Written task> Output every entry exactly as given.

═════ Records for the exercise

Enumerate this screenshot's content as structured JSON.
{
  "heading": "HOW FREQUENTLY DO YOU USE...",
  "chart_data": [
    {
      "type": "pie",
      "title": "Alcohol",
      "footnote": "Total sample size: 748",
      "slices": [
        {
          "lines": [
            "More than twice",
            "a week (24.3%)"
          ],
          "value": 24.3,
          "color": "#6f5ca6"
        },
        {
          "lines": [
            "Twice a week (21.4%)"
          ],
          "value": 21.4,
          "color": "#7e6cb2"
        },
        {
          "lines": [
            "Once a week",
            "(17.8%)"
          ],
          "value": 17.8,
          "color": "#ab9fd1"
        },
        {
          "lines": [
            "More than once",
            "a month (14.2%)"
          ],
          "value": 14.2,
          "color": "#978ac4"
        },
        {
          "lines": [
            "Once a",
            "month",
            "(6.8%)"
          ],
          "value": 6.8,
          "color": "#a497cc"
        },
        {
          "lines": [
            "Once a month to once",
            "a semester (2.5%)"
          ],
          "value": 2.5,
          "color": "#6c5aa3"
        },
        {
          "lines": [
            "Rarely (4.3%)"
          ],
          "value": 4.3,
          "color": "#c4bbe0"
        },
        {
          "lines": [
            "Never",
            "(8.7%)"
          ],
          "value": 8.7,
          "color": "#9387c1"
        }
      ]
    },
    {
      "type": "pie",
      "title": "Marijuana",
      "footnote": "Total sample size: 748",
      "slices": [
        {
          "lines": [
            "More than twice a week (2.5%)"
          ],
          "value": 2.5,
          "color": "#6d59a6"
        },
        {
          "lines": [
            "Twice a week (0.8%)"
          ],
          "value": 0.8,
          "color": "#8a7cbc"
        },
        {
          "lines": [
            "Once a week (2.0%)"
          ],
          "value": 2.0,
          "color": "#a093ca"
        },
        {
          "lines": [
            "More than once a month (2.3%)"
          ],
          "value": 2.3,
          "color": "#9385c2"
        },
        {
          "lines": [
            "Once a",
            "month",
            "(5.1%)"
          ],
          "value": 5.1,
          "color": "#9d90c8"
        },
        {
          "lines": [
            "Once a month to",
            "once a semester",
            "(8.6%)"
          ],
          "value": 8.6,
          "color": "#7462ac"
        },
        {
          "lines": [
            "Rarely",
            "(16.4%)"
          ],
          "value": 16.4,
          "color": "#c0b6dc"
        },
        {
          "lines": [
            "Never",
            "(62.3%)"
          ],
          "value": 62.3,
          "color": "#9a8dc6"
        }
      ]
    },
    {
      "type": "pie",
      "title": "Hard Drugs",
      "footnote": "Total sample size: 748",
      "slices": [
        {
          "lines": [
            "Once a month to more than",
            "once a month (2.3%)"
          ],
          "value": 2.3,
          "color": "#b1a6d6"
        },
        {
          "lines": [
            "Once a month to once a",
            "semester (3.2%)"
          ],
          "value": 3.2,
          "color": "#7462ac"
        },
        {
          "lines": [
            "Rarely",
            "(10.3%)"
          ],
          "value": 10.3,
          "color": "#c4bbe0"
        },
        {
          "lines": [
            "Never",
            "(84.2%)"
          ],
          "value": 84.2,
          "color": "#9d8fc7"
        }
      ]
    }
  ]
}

══════════

Finished answer>
Enumerate this screenshot's content as structured JSON.
{
  "heading": "HOW FREQUENTLY DO YOU USE...",
  "chart_data": [
    {
      "type": "pie",
      "title": "Alcohol",
      "footnote": "Total sample size: 748",
      "slices": [
        {
          "lines": [
            "More than twice",
            "a week (24.3%)"
          ],
          "value": 24.3,
          "color": "#6f5ca6"
        },
        {
          "lines": [
            "Twice a week (21.4%)"
          ],
          "value": 21.4,
          "color": "#7e6cb2"
        },
        {
          "lines": [
            "Once a week",
            "(17.8%)"
          ],
          "value": 17.8,
          "color": "#ab9fd1"
        },
        {
          "lines": [
            "More than once",
            "a month (14.2%)"
          ],
          "value": 14.2,
          "color": "#978ac4"
        },
        {
          "lines": [
            "Once a",
            "month",
            "(6.8%)"
          ],
          "value": 6.8,
          "color": "#a497cc"
        },
        {
          "lines": [
            "Once a month to once",
            "a semester (2.5%)"
          ],
          "value": 2.5,
          "color": "#6c5aa3"
        },
        {
          "lines": [
            "Rarely (4.3%)"
          ],
          "value": 4.3,
          "color": "#c4bbe0"
        },
        {
          "lines": [
            "Never",
            "(8.7%)"
          ],
          "value": 8.7,
          "color": "#9387c1"
        }
      ]
    },
    {
      "type": "pie",
      "title": "Marijuana",
      "footnote": "Total sample size: 748",
      "slices": [
        {
          "lines": [
            "More than twice a week (2.5%)"
          ],
          "value": 2.5,
          "color": "#6d59a6"
        },
        {
          "lines": [
            "Twice a week (0.8%)"
          ],
          "value": 0.8,
          "color": "#8a7cbc"
        },
        {
          "lines": [
            "Once a week (2.0%)"
          ],
          "value": 2.0,
          "color": "#a093ca"
        },
        {
          "lines": [
            "More than once a month (2.3%)"
          ],
          "value": 2.3,
          "color": "#9385c2"
        },
        {
          "lines": [
            "Once a",
            "month",
            "(5.1%)"
          ],
          "value": 5.1,
          "color": "#9d90c8"
        },
        {
          "lines": [
            "Once a month to",
            "once a semester",
            "(8.6%)"
          ],
          "value": 8.6,
          "color": "#7462ac"
        },
        {
          "lines": [
            "Rarely",
            "(16.4%)"
          ],
          "value": 16.4,
          "color": "#c0b6dc"
        },
        {
          "lines": [
            "Never",
            "(62.3%)"
          ],
          "value": 62.3,
          "color": "#9a8dc6"
        }
      ]
    },
    {
      "type": "pie",
      "title": "Hard Drugs",
      "footnote": "Total sample size: 748",
      "slices": [
        {
          "lines": [
            "Once a month to more than",
            "once a month (2.3%)"
          ],
          "value": 2.3,
          "color": "#b1a6d6"
        },
        {
          "lines": [
            "Once a month to once a",
            "semester (3.2%)"
          ],
          "value": 3.2,
          "color": "#7462ac"
        },
        {
          "lines": [
            "Rarely",
            "(10.3%)"
          ],
          "value": 10.3,
          "color": "#c4bbe0"
        },
        {
          "lines": [
            "Never",
            "(84.2%)"
          ],
          "value": 84.2,
          "color": "#9d8fc7"
        }
      ]
    }
  ]
}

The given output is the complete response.